------ STORED ROWS

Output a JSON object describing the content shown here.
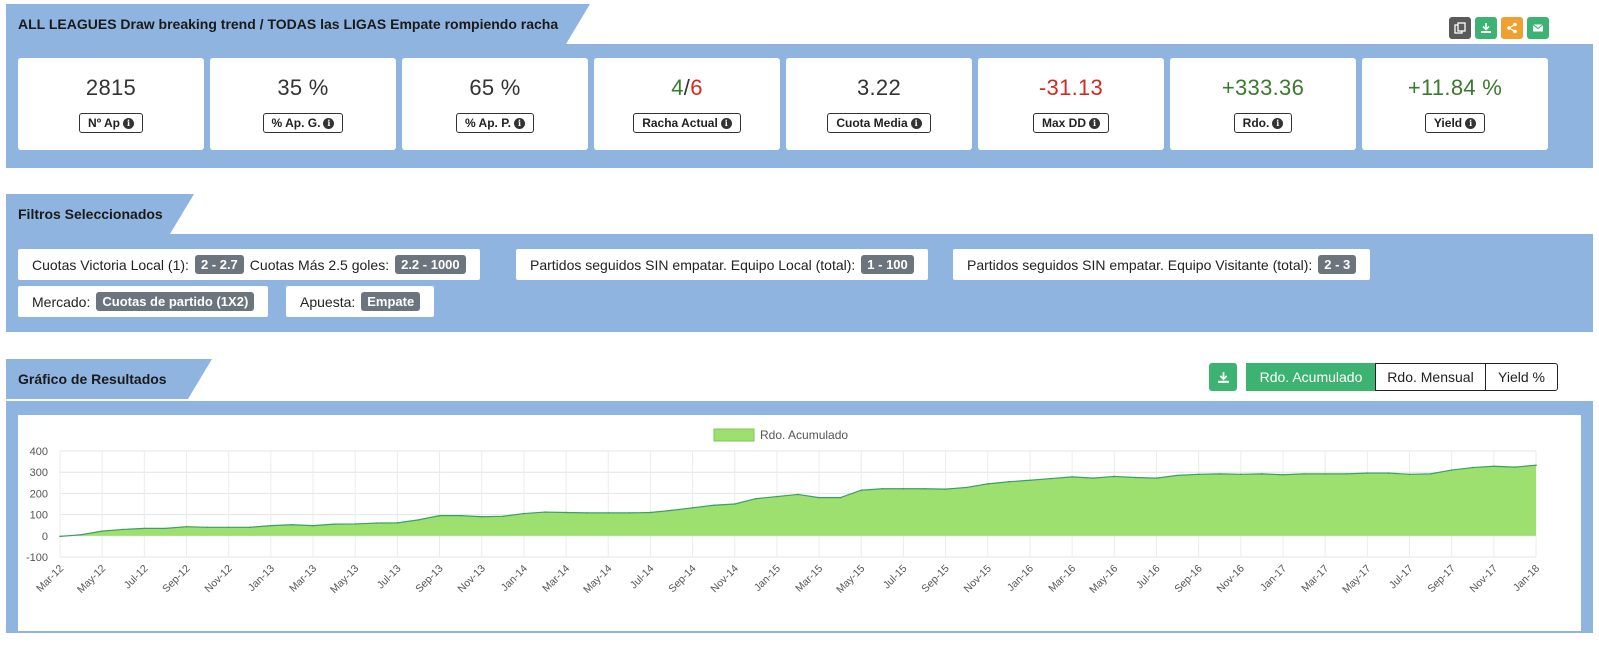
{
  "header": {
    "title": "ALL LEAGUES Draw breaking trend / TODAS las LIGAS Empate rompiendo racha",
    "buttons": [
      {
        "icon": "copy-icon",
        "color": "#5a5a5a"
      },
      {
        "icon": "download-icon",
        "color": "#3cb371"
      },
      {
        "icon": "share-icon",
        "color": "#f0a030"
      },
      {
        "icon": "email-icon",
        "color": "#3cb371"
      }
    ]
  },
  "kpis": [
    {
      "value": "2815",
      "label": "Nº Ap"
    },
    {
      "value": "35 %",
      "label": "% Ap. G."
    },
    {
      "value": "65 %",
      "label": "% Ap. P."
    },
    {
      "value_a": "4",
      "value_sep": "/",
      "value_b": "6",
      "label": "Racha Actual"
    },
    {
      "value": "3.22",
      "label": "Cuota Media"
    },
    {
      "value": "-31.13",
      "label": "Max DD"
    },
    {
      "value": "+333.36",
      "label": "Rdo."
    },
    {
      "value": "+11.84 %",
      "label": "Yield"
    }
  ],
  "filters": {
    "title": "Filtros Seleccionados",
    "chips": [
      {
        "label1": "Cuotas Victoria Local (1):",
        "badge1": "2 - 2.7",
        "label2": "Cuotas Más 2.5 goles:",
        "badge2": "2.2 - 1000"
      },
      {
        "label": "Partidos seguidos SIN empatar. Equipo Local (total):",
        "badge": "1 - 100"
      },
      {
        "label": "Partidos seguidos SIN empatar. Equipo Visitante (total):",
        "badge": "2 - 3"
      },
      {
        "label": "Mercado:",
        "badge": "Cuotas de partido (1X2)"
      },
      {
        "label": "Apuesta:",
        "badge": "Empate"
      }
    ]
  },
  "results": {
    "title": "Gráfico de Resultados",
    "tabs": [
      "Rdo. Acumulado",
      "Rdo. Mensual",
      "Yield %"
    ],
    "active_tab": 0
  },
  "chart_data": {
    "type": "area",
    "legend": "Rdo. Acumulado",
    "legend_position": "top-center",
    "fill_color": "#9de06f",
    "line_color": "#3aa064",
    "ylim": [
      -100,
      400
    ],
    "yticks": [
      400,
      300,
      200,
      100,
      0,
      -100
    ],
    "grid": true,
    "x": [
      "Mar-12",
      "Apr-12",
      "May-12",
      "Jun-12",
      "Jul-12",
      "Aug-12",
      "Sep-12",
      "Oct-12",
      "Nov-12",
      "Dec-12",
      "Jan-13",
      "Feb-13",
      "Mar-13",
      "Apr-13",
      "May-13",
      "Jun-13",
      "Jul-13",
      "Aug-13",
      "Sep-13",
      "Oct-13",
      "Nov-13",
      "Dec-13",
      "Jan-14",
      "Feb-14",
      "Mar-14",
      "Apr-14",
      "May-14",
      "Jun-14",
      "Jul-14",
      "Aug-14",
      "Sep-14",
      "Oct-14",
      "Nov-14",
      "Dec-14",
      "Jan-15",
      "Feb-15",
      "Mar-15",
      "Apr-15",
      "May-15",
      "Jun-15",
      "Jul-15",
      "Aug-15",
      "Sep-15",
      "Oct-15",
      "Nov-15",
      "Dec-15",
      "Jan-16",
      "Feb-16",
      "Mar-16",
      "Apr-16",
      "May-16",
      "Jun-16",
      "Jul-16",
      "Aug-16",
      "Sep-16",
      "Oct-16",
      "Nov-16",
      "Dec-16",
      "Jan-17",
      "Feb-17",
      "Mar-17",
      "Apr-17",
      "May-17",
      "Jun-17",
      "Jul-17",
      "Aug-17",
      "Sep-17",
      "Oct-17",
      "Nov-17",
      "Dec-17",
      "Jan-18"
    ],
    "x_tick_labels": [
      "Mar-12",
      "May-12",
      "Jul-12",
      "Sep-12",
      "Nov-12",
      "Jan-13",
      "Mar-13",
      "May-13",
      "Jul-13",
      "Sep-13",
      "Nov-13",
      "Jan-14",
      "Mar-14",
      "May-14",
      "Jul-14",
      "Sep-14",
      "Nov-14",
      "Jan-15",
      "Mar-15",
      "May-15",
      "Jul-15",
      "Sep-15",
      "Nov-15",
      "Jan-16",
      "Mar-16",
      "May-16",
      "Jul-16",
      "Sep-16",
      "Nov-16",
      "Jan-17",
      "Mar-17",
      "May-17",
      "Jul-17",
      "Sep-17",
      "Nov-17",
      "Jan-18"
    ],
    "values": [
      -3,
      5,
      22,
      30,
      35,
      35,
      43,
      40,
      40,
      40,
      48,
      52,
      48,
      55,
      56,
      60,
      61,
      75,
      95,
      95,
      90,
      92,
      105,
      112,
      110,
      108,
      108,
      108,
      110,
      120,
      132,
      144,
      150,
      175,
      185,
      195,
      180,
      180,
      215,
      222,
      222,
      222,
      220,
      228,
      245,
      255,
      262,
      270,
      278,
      272,
      280,
      275,
      272,
      285,
      290,
      292,
      290,
      292,
      288,
      292,
      292,
      292,
      296,
      296,
      290,
      292,
      310,
      322,
      328,
      324,
      333
    ]
  }
}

------------

## [REQUEST]
Leave out the pictures, and give all the records again exactly.

## [OUTPUT]
Output a JSON object describing the content shown here.
{
  "header": {
    "title": "ALL LEAGUES Draw breaking trend / TODAS las LIGAS Empate rompiendo racha",
    "buttons": [
      {
        "icon": "copy-icon",
        "color": "#5a5a5a"
      },
      {
        "icon": "download-icon",
        "color": "#3cb371"
      },
      {
        "icon": "share-icon",
        "color": "#f0a030"
      },
      {
        "icon": "email-icon",
        "color": "#3cb371"
      }
    ]
  },
  "kpis": [
    {
      "value": "2815",
      "label": "Nº Ap"
    },
    {
      "value": "35 %",
      "label": "% Ap. G."
    },
    {
      "value": "65 %",
      "label": "% Ap. P."
    },
    {
      "value_a": "4",
      "value_sep": "/",
      "value_b": "6",
      "label": "Racha Actual"
    },
    {
      "value": "3.22",
      "label": "Cuota Media"
    },
    {
      "value": "-31.13",
      "label": "Max DD"
    },
    {
      "value": "+333.36",
      "label": "Rdo."
    },
    {
      "value": "+11.84 %",
      "label": "Yield"
    }
  ],
  "filters": {
    "title": "Filtros Seleccionados",
    "chips": [
      {
        "label1": "Cuotas Victoria Local (1):",
        "badge1": "2 - 2.7",
        "label2": "Cuotas Más 2.5 goles:",
        "badge2": "2.2 - 1000"
      },
      {
        "label": "Partidos seguidos SIN empatar. Equipo Local (total):",
        "badge": "1 - 100"
      },
      {
        "label": "Partidos seguidos SIN empatar. Equipo Visitante (total):",
        "badge": "2 - 3"
      },
      {
        "label": "Mercado:",
        "badge": "Cuotas de partido (1X2)"
      },
      {
        "label": "Apuesta:",
        "badge": "Empate"
      }
    ]
  },
  "results": {
    "title": "Gráfico de Resultados",
    "tabs": [
      "Rdo. Acumulado",
      "Rdo. Mensual",
      "Yield %"
    ],
    "active_tab": 0
  },
  "chart_data": {
    "type": "area",
    "legend": "Rdo. Acumulado",
    "legend_position": "top-center",
    "fill_color": "#9de06f",
    "line_color": "#3aa064",
    "ylim": [
      -100,
      400
    ],
    "yticks": [
      400,
      300,
      200,
      100,
      0,
      -100
    ],
    "grid": true,
    "x": [
      "Mar-12",
      "Apr-12",
      "May-12",
      "Jun-12",
      "Jul-12",
      "Aug-12",
      "Sep-12",
      "Oct-12",
      "Nov-12",
      "Dec-12",
      "Jan-13",
      "Feb-13",
      "Mar-13",
      "Apr-13",
      "May-13",
      "Jun-13",
      "Jul-13",
      "Aug-13",
      "Sep-13",
      "Oct-13",
      "Nov-13",
      "Dec-13",
      "Jan-14",
      "Feb-14",
      "Mar-14",
      "Apr-14",
      "May-14",
      "Jun-14",
      "Jul-14",
      "Aug-14",
      "Sep-14",
      "Oct-14",
      "Nov-14",
      "Dec-14",
      "Jan-15",
      "Feb-15",
      "Mar-15",
      "Apr-15",
      "May-15",
      "Jun-15",
      "Jul-15",
      "Aug-15",
      "Sep-15",
      "Oct-15",
      "Nov-15",
      "Dec-15",
      "Jan-16",
      "Feb-16",
      "Mar-16",
      "Apr-16",
      "May-16",
      "Jun-16",
      "Jul-16",
      "Aug-16",
      "Sep-16",
      "Oct-16",
      "Nov-16",
      "Dec-16",
      "Jan-17",
      "Feb-17",
      "Mar-17",
      "Apr-17",
      "May-17",
      "Jun-17",
      "Jul-17",
      "Aug-17",
      "Sep-17",
      "Oct-17",
      "Nov-17",
      "Dec-17",
      "Jan-18"
    ],
    "x_tick_labels": [
      "Mar-12",
      "May-12",
      "Jul-12",
      "Sep-12",
      "Nov-12",
      "Jan-13",
      "Mar-13",
      "May-13",
      "Jul-13",
      "Sep-13",
      "Nov-13",
      "Jan-14",
      "Mar-14",
      "May-14",
      "Jul-14",
      "Sep-14",
      "Nov-14",
      "Jan-15",
      "Mar-15",
      "May-15",
      "Jul-15",
      "Sep-15",
      "Nov-15",
      "Jan-16",
      "Mar-16",
      "May-16",
      "Jul-16",
      "Sep-16",
      "Nov-16",
      "Jan-17",
      "Mar-17",
      "May-17",
      "Jul-17",
      "Sep-17",
      "Nov-17",
      "Jan-18"
    ],
    "values": [
      -3,
      5,
      22,
      30,
      35,
      35,
      43,
      40,
      40,
      40,
      48,
      52,
      48,
      55,
      56,
      60,
      61,
      75,
      95,
      95,
      90,
      92,
      105,
      112,
      110,
      108,
      108,
      108,
      110,
      120,
      132,
      144,
      150,
      175,
      185,
      195,
      180,
      180,
      215,
      222,
      222,
      222,
      220,
      228,
      245,
      255,
      262,
      270,
      278,
      272,
      280,
      275,
      272,
      285,
      290,
      292,
      290,
      292,
      288,
      292,
      292,
      292,
      296,
      296,
      290,
      292,
      310,
      322,
      328,
      324,
      333
    ]
  }
}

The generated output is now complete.